WHAT THE TASK REQUIRES:
Scan the records below. List lines holding "Camille".
————————
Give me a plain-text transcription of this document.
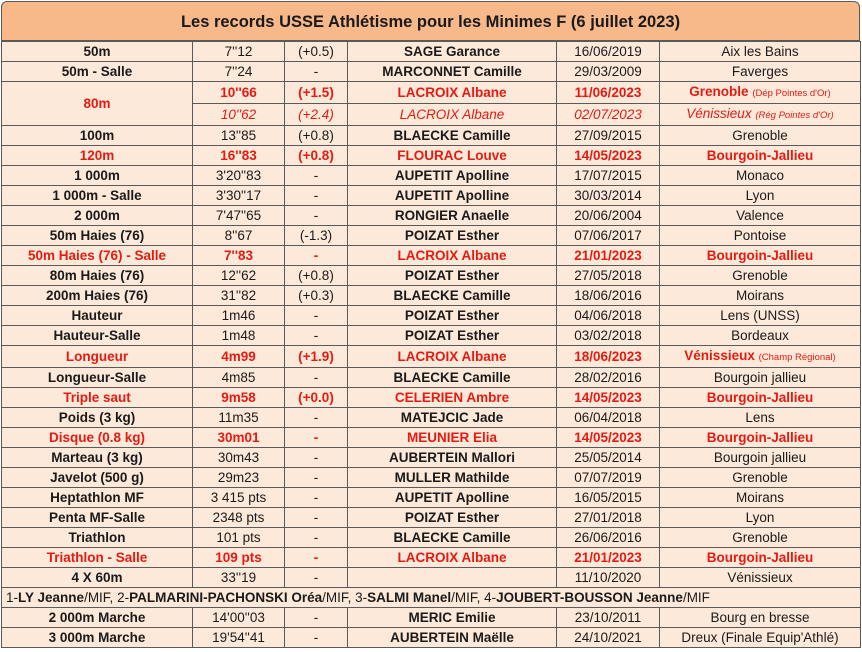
Les records USSE Athlétisme pour les Minimes F (6 juillet 2023)
50m	7''12	(+0.5)	SAGE Garance	16/06/2019	Aix les Bains
50m - Salle	7''24	-	MARCONNET Camille	29/03/2009	Faverges
80m	10''66	(+1.5)	LACROIX Albane	11/06/2023	Grenoble (Dép Pointes d'Or)
	10''62	(+2.4)	LACROIX Albane	02/07/2023	Vénissieux (Rég Pointes d'Or)
100m	13''85	(+0.8)	BLAECKE Camille	27/09/2015	Grenoble
120m	16''83	(+0.8)	FLOURAC Louve	14/05/2023	Bourgoin-Jallieu
1 000m	3'20''83	-	AUPETIT Apolline	17/07/2015	Monaco
1 000m - Salle	3'30''17	-	AUPETIT Apolline	30/03/2014	Lyon
2 000m	7'47''65	-	RONGIER Anaelle	20/06/2004	Valence
50m Haies (76)	8''67	(-1.3)	POIZAT Esther	07/06/2017	Pontoise
50m Haies (76) - Salle	7''83	-	LACROIX Albane	21/01/2023	Bourgoin-Jallieu
80m Haies (76)	12''62	(+0.8)	POIZAT Esther	27/05/2018	Grenoble
200m Haies (76)	31''82	(+0.3)	BLAECKE Camille	18/06/2016	Moirans
Hauteur	1m46	-	POIZAT Esther	04/06/2018	Lens (UNSS)
Hauteur-Salle	1m48	-	POIZAT Esther	03/02/2018	Bordeaux
Longueur	4m99	(+1.9)	LACROIX Albane	18/06/2023	Vénissieux (Champ Régional)
Longueur-Salle	4m85	-	BLAECKE Camille	28/02/2016	Bourgoin jallieu
Triple saut	9m58	(+0.0)	CELERIEN Ambre	14/05/2023	Bourgoin-Jallieu
Poids (3 kg)	11m35	-	MATEJCIC Jade	06/04/2018	Lens
Disque (0.8 kg)	30m01	-	MEUNIER Elia	14/05/2023	Bourgoin-Jallieu
Marteau (3 kg)	30m43	-	AUBERTEIN Mallori	25/05/2014	Bourgoin jallieu
Javelot (500 g)	29m23	-	MULLER Mathilde	07/07/2019	Grenoble
Heptathlon MF	3 415 pts	-	AUPETIT Apolline	16/05/2015	Moirans
Penta MF-Salle	2348 pts	-	POIZAT Esther	27/01/2018	Lyon
Triathlon	101 pts	-	BLAECKE Camille	26/06/2016	Grenoble
Triathlon - Salle	109 pts	-	LACROIX Albane	21/01/2023	Bourgoin-Jallieu
4 X 60m	33''19	-		11/10/2020	Vénissieux
1-LY Jeanne/MIF, 2-PALMARINI-PACHONSKI Oréa/MIF, 3-SALMI Manel/MIF, 4-JOUBERT-BOUSSON Jeanne/MIF					
2 000m Marche	14'00''03	-	MERIC Emilie	23/10/2011	Bourg en bresse
3 000m Marche	19'54''41	-	AUBERTEIN Maëlle	24/10/2021	Dreux (Finale Equip'Athlé)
————————
SOLUTION TO THIS PROBLEM:
50m - Salle	7''24	-	MARCONNET Camille	29/03/2009	Faverges
100m	13''85	(+0.8)	BLAECKE Camille	27/09/2015	Grenoble
200m Haies (76)	31''82	(+0.3)	BLAECKE Camille	18/06/2016	Moirans
Longueur-Salle	4m85	-	BLAECKE Camille	28/02/2016	Bourgoin jallieu
Triathlon	101 pts	-	BLAECKE Camille	26/06/2016	Grenoble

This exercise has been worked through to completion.